--- Listed entries ---
☆ ☆ ☆ ☆ ☆ ☆ ☆

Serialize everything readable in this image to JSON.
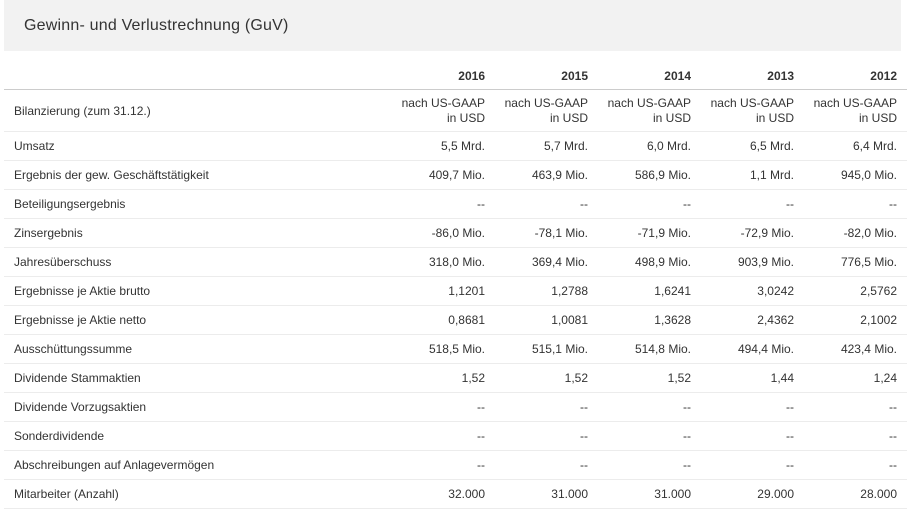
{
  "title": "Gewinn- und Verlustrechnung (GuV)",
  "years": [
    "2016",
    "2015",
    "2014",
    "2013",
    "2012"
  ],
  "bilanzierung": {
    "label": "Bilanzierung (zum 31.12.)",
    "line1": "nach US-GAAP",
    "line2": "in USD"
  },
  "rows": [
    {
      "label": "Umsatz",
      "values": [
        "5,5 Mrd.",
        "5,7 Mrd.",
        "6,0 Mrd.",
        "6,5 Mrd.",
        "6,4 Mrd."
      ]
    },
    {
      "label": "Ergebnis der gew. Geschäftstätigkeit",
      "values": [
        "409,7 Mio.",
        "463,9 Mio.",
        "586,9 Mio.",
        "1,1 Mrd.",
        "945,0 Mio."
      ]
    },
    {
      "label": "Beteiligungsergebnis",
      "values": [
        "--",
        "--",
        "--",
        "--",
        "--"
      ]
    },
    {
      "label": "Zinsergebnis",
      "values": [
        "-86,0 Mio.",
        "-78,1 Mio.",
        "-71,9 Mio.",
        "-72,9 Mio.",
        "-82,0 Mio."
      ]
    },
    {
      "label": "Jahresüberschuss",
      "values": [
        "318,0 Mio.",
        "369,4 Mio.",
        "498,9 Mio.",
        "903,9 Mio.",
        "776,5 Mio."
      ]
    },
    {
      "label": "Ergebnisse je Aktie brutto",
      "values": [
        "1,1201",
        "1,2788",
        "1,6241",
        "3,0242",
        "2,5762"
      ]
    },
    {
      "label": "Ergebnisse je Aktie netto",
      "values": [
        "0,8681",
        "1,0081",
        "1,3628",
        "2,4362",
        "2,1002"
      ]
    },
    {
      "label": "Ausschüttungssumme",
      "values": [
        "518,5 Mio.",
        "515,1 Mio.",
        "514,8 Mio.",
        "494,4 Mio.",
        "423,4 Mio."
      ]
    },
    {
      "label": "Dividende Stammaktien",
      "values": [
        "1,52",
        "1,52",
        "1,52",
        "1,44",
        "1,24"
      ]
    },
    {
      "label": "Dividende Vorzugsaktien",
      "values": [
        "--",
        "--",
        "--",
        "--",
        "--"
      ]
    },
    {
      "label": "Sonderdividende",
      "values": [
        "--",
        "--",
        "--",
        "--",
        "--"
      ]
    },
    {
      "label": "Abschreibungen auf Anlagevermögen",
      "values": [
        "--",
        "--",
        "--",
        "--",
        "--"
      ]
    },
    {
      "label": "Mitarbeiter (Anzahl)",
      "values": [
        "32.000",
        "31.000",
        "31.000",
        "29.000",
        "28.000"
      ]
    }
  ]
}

☆ ☆ ☆ ☆ ☆ ☆ ☆

--- Exercise task ---
Will you set down the records word for word while leaving out every picture?

--- Solution below ---
Serialize everything readable in this image to JSON.
{
  "title": "Gewinn- und Verlustrechnung (GuV)",
  "years": [
    "2016",
    "2015",
    "2014",
    "2013",
    "2012"
  ],
  "bilanzierung": {
    "label": "Bilanzierung (zum 31.12.)",
    "line1": "nach US-GAAP",
    "line2": "in USD"
  },
  "rows": [
    {
      "label": "Umsatz",
      "values": [
        "5,5 Mrd.",
        "5,7 Mrd.",
        "6,0 Mrd.",
        "6,5 Mrd.",
        "6,4 Mrd."
      ]
    },
    {
      "label": "Ergebnis der gew. Geschäftstätigkeit",
      "values": [
        "409,7 Mio.",
        "463,9 Mio.",
        "586,9 Mio.",
        "1,1 Mrd.",
        "945,0 Mio."
      ]
    },
    {
      "label": "Beteiligungsergebnis",
      "values": [
        "--",
        "--",
        "--",
        "--",
        "--"
      ]
    },
    {
      "label": "Zinsergebnis",
      "values": [
        "-86,0 Mio.",
        "-78,1 Mio.",
        "-71,9 Mio.",
        "-72,9 Mio.",
        "-82,0 Mio."
      ]
    },
    {
      "label": "Jahresüberschuss",
      "values": [
        "318,0 Mio.",
        "369,4 Mio.",
        "498,9 Mio.",
        "903,9 Mio.",
        "776,5 Mio."
      ]
    },
    {
      "label": "Ergebnisse je Aktie brutto",
      "values": [
        "1,1201",
        "1,2788",
        "1,6241",
        "3,0242",
        "2,5762"
      ]
    },
    {
      "label": "Ergebnisse je Aktie netto",
      "values": [
        "0,8681",
        "1,0081",
        "1,3628",
        "2,4362",
        "2,1002"
      ]
    },
    {
      "label": "Ausschüttungssumme",
      "values": [
        "518,5 Mio.",
        "515,1 Mio.",
        "514,8 Mio.",
        "494,4 Mio.",
        "423,4 Mio."
      ]
    },
    {
      "label": "Dividende Stammaktien",
      "values": [
        "1,52",
        "1,52",
        "1,52",
        "1,44",
        "1,24"
      ]
    },
    {
      "label": "Dividende Vorzugsaktien",
      "values": [
        "--",
        "--",
        "--",
        "--",
        "--"
      ]
    },
    {
      "label": "Sonderdividende",
      "values": [
        "--",
        "--",
        "--",
        "--",
        "--"
      ]
    },
    {
      "label": "Abschreibungen auf Anlagevermögen",
      "values": [
        "--",
        "--",
        "--",
        "--",
        "--"
      ]
    },
    {
      "label": "Mitarbeiter (Anzahl)",
      "values": [
        "32.000",
        "31.000",
        "31.000",
        "29.000",
        "28.000"
      ]
    }
  ]
}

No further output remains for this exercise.